■ REQUIRED WORK ■
All records below must be retyped exactly.

■ MATERIAL TO PROCESS ■
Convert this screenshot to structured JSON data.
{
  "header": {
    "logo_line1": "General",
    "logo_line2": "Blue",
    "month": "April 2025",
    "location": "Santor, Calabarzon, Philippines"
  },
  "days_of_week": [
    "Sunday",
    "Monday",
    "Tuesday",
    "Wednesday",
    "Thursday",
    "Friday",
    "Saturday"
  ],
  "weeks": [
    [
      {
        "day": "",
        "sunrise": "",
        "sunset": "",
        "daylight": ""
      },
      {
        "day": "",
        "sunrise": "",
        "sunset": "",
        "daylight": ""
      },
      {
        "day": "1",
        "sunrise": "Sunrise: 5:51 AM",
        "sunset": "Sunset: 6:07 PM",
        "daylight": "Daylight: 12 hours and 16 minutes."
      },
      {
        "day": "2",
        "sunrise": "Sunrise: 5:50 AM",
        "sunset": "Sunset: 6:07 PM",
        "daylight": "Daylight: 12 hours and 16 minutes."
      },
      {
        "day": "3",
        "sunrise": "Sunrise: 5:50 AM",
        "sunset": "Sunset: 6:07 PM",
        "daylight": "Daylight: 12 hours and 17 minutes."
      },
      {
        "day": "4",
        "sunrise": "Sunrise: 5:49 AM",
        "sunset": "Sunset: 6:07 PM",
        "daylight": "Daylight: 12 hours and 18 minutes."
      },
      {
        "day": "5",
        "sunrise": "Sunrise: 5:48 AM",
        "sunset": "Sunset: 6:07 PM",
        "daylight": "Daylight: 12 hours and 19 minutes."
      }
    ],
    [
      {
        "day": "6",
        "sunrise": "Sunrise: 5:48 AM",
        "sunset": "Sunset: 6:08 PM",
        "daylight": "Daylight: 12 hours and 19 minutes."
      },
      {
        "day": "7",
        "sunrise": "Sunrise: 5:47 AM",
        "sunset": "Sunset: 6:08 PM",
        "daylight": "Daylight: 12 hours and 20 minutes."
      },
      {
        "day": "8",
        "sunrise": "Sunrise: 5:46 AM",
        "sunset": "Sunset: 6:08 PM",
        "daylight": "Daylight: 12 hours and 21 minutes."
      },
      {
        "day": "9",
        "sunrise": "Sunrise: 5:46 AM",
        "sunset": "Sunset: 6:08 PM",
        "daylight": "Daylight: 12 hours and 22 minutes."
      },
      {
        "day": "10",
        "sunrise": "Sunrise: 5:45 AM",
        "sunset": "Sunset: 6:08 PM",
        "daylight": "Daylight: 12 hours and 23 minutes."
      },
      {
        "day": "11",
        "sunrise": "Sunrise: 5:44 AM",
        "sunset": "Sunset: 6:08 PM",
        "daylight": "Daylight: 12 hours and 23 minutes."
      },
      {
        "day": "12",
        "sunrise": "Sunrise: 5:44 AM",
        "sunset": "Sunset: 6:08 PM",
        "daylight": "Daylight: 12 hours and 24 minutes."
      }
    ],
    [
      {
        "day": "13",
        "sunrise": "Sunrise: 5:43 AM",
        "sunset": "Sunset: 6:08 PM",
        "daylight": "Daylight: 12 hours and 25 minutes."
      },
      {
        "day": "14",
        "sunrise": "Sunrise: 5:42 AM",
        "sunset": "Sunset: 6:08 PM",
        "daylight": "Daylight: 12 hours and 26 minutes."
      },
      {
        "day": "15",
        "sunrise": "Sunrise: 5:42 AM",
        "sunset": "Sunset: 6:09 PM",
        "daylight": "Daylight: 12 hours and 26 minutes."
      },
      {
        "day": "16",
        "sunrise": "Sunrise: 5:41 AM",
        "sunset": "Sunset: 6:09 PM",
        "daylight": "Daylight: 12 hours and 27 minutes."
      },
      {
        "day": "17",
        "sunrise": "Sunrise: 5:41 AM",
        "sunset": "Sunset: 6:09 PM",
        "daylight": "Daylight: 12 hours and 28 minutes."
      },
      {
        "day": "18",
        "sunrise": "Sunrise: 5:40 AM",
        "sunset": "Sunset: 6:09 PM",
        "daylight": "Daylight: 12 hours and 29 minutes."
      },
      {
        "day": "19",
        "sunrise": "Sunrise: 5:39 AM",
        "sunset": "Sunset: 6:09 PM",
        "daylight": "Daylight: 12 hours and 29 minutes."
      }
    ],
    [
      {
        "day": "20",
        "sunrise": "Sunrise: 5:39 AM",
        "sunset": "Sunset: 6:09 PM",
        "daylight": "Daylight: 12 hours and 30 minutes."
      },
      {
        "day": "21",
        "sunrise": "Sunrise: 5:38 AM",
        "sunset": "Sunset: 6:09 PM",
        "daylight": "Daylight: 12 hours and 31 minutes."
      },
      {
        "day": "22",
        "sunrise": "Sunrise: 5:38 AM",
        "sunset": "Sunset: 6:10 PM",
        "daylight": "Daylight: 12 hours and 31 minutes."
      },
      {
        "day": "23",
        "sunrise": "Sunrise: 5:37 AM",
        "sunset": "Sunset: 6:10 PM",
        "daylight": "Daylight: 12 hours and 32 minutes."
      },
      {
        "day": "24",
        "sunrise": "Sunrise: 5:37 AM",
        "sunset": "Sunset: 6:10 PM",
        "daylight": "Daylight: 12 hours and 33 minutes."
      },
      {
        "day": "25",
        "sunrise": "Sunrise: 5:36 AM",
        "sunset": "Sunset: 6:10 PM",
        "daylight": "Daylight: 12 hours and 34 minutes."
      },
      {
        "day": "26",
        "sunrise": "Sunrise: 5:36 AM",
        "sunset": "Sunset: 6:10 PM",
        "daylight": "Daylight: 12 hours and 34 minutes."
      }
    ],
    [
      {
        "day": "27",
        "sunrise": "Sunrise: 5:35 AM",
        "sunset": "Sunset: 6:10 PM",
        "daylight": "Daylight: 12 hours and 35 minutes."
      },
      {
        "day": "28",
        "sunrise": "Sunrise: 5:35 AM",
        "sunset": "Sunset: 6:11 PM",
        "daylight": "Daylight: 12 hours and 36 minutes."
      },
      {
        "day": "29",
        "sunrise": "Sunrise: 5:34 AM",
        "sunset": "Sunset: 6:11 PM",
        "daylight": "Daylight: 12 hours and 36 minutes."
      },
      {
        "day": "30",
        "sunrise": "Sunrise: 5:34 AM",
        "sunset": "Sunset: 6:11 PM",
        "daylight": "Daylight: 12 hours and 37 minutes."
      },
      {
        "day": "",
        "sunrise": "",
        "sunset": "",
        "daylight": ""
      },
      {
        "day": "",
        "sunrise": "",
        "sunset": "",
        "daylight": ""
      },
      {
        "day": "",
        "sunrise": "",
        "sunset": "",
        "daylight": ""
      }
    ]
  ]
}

■ SOLVED EXERCISE ■
Convert this screenshot to structured JSON data.
{
  "header": {
    "logo_line1": "General",
    "logo_line2": "Blue",
    "month": "April 2025",
    "location": "Santor, Calabarzon, Philippines"
  },
  "days_of_week": [
    "Sunday",
    "Monday",
    "Tuesday",
    "Wednesday",
    "Thursday",
    "Friday",
    "Saturday"
  ],
  "weeks": [
    [
      {
        "day": "",
        "sunrise": "",
        "sunset": "",
        "daylight": ""
      },
      {
        "day": "",
        "sunrise": "",
        "sunset": "",
        "daylight": ""
      },
      {
        "day": "1",
        "sunrise": "Sunrise: 5:51 AM",
        "sunset": "Sunset: 6:07 PM",
        "daylight": "Daylight: 12 hours and 16 minutes."
      },
      {
        "day": "2",
        "sunrise": "Sunrise: 5:50 AM",
        "sunset": "Sunset: 6:07 PM",
        "daylight": "Daylight: 12 hours and 16 minutes."
      },
      {
        "day": "3",
        "sunrise": "Sunrise: 5:50 AM",
        "sunset": "Sunset: 6:07 PM",
        "daylight": "Daylight: 12 hours and 17 minutes."
      },
      {
        "day": "4",
        "sunrise": "Sunrise: 5:49 AM",
        "sunset": "Sunset: 6:07 PM",
        "daylight": "Daylight: 12 hours and 18 minutes."
      },
      {
        "day": "5",
        "sunrise": "Sunrise: 5:48 AM",
        "sunset": "Sunset: 6:07 PM",
        "daylight": "Daylight: 12 hours and 19 minutes."
      }
    ],
    [
      {
        "day": "6",
        "sunrise": "Sunrise: 5:48 AM",
        "sunset": "Sunset: 6:08 PM",
        "daylight": "Daylight: 12 hours and 19 minutes."
      },
      {
        "day": "7",
        "sunrise": "Sunrise: 5:47 AM",
        "sunset": "Sunset: 6:08 PM",
        "daylight": "Daylight: 12 hours and 20 minutes."
      },
      {
        "day": "8",
        "sunrise": "Sunrise: 5:46 AM",
        "sunset": "Sunset: 6:08 PM",
        "daylight": "Daylight: 12 hours and 21 minutes."
      },
      {
        "day": "9",
        "sunrise": "Sunrise: 5:46 AM",
        "sunset": "Sunset: 6:08 PM",
        "daylight": "Daylight: 12 hours and 22 minutes."
      },
      {
        "day": "10",
        "sunrise": "Sunrise: 5:45 AM",
        "sunset": "Sunset: 6:08 PM",
        "daylight": "Daylight: 12 hours and 23 minutes."
      },
      {
        "day": "11",
        "sunrise": "Sunrise: 5:44 AM",
        "sunset": "Sunset: 6:08 PM",
        "daylight": "Daylight: 12 hours and 23 minutes."
      },
      {
        "day": "12",
        "sunrise": "Sunrise: 5:44 AM",
        "sunset": "Sunset: 6:08 PM",
        "daylight": "Daylight: 12 hours and 24 minutes."
      }
    ],
    [
      {
        "day": "13",
        "sunrise": "Sunrise: 5:43 AM",
        "sunset": "Sunset: 6:08 PM",
        "daylight": "Daylight: 12 hours and 25 minutes."
      },
      {
        "day": "14",
        "sunrise": "Sunrise: 5:42 AM",
        "sunset": "Sunset: 6:08 PM",
        "daylight": "Daylight: 12 hours and 26 minutes."
      },
      {
        "day": "15",
        "sunrise": "Sunrise: 5:42 AM",
        "sunset": "Sunset: 6:09 PM",
        "daylight": "Daylight: 12 hours and 26 minutes."
      },
      {
        "day": "16",
        "sunrise": "Sunrise: 5:41 AM",
        "sunset": "Sunset: 6:09 PM",
        "daylight": "Daylight: 12 hours and 27 minutes."
      },
      {
        "day": "17",
        "sunrise": "Sunrise: 5:41 AM",
        "sunset": "Sunset: 6:09 PM",
        "daylight": "Daylight: 12 hours and 28 minutes."
      },
      {
        "day": "18",
        "sunrise": "Sunrise: 5:40 AM",
        "sunset": "Sunset: 6:09 PM",
        "daylight": "Daylight: 12 hours and 29 minutes."
      },
      {
        "day": "19",
        "sunrise": "Sunrise: 5:39 AM",
        "sunset": "Sunset: 6:09 PM",
        "daylight": "Daylight: 12 hours and 29 minutes."
      }
    ],
    [
      {
        "day": "20",
        "sunrise": "Sunrise: 5:39 AM",
        "sunset": "Sunset: 6:09 PM",
        "daylight": "Daylight: 12 hours and 30 minutes."
      },
      {
        "day": "21",
        "sunrise": "Sunrise: 5:38 AM",
        "sunset": "Sunset: 6:09 PM",
        "daylight": "Daylight: 12 hours and 31 minutes."
      },
      {
        "day": "22",
        "sunrise": "Sunrise: 5:38 AM",
        "sunset": "Sunset: 6:10 PM",
        "daylight": "Daylight: 12 hours and 31 minutes."
      },
      {
        "day": "23",
        "sunrise": "Sunrise: 5:37 AM",
        "sunset": "Sunset: 6:10 PM",
        "daylight": "Daylight: 12 hours and 32 minutes."
      },
      {
        "day": "24",
        "sunrise": "Sunrise: 5:37 AM",
        "sunset": "Sunset: 6:10 PM",
        "daylight": "Daylight: 12 hours and 33 minutes."
      },
      {
        "day": "25",
        "sunrise": "Sunrise: 5:36 AM",
        "sunset": "Sunset: 6:10 PM",
        "daylight": "Daylight: 12 hours and 34 minutes."
      },
      {
        "day": "26",
        "sunrise": "Sunrise: 5:36 AM",
        "sunset": "Sunset: 6:10 PM",
        "daylight": "Daylight: 12 hours and 34 minutes."
      }
    ],
    [
      {
        "day": "27",
        "sunrise": "Sunrise: 5:35 AM",
        "sunset": "Sunset: 6:10 PM",
        "daylight": "Daylight: 12 hours and 35 minutes."
      },
      {
        "day": "28",
        "sunrise": "Sunrise: 5:35 AM",
        "sunset": "Sunset: 6:11 PM",
        "daylight": "Daylight: 12 hours and 36 minutes."
      },
      {
        "day": "29",
        "sunrise": "Sunrise: 5:34 AM",
        "sunset": "Sunset: 6:11 PM",
        "daylight": "Daylight: 12 hours and 36 minutes."
      },
      {
        "day": "30",
        "sunrise": "Sunrise: 5:34 AM",
        "sunset": "Sunset: 6:11 PM",
        "daylight": "Daylight: 12 hours and 37 minutes."
      },
      {
        "day": "",
        "sunrise": "",
        "sunset": "",
        "daylight": ""
      },
      {
        "day": "",
        "sunrise": "",
        "sunset": "",
        "daylight": ""
      },
      {
        "day": "",
        "sunrise": "",
        "sunset": "",
        "daylight": ""
      }
    ]
  ]
}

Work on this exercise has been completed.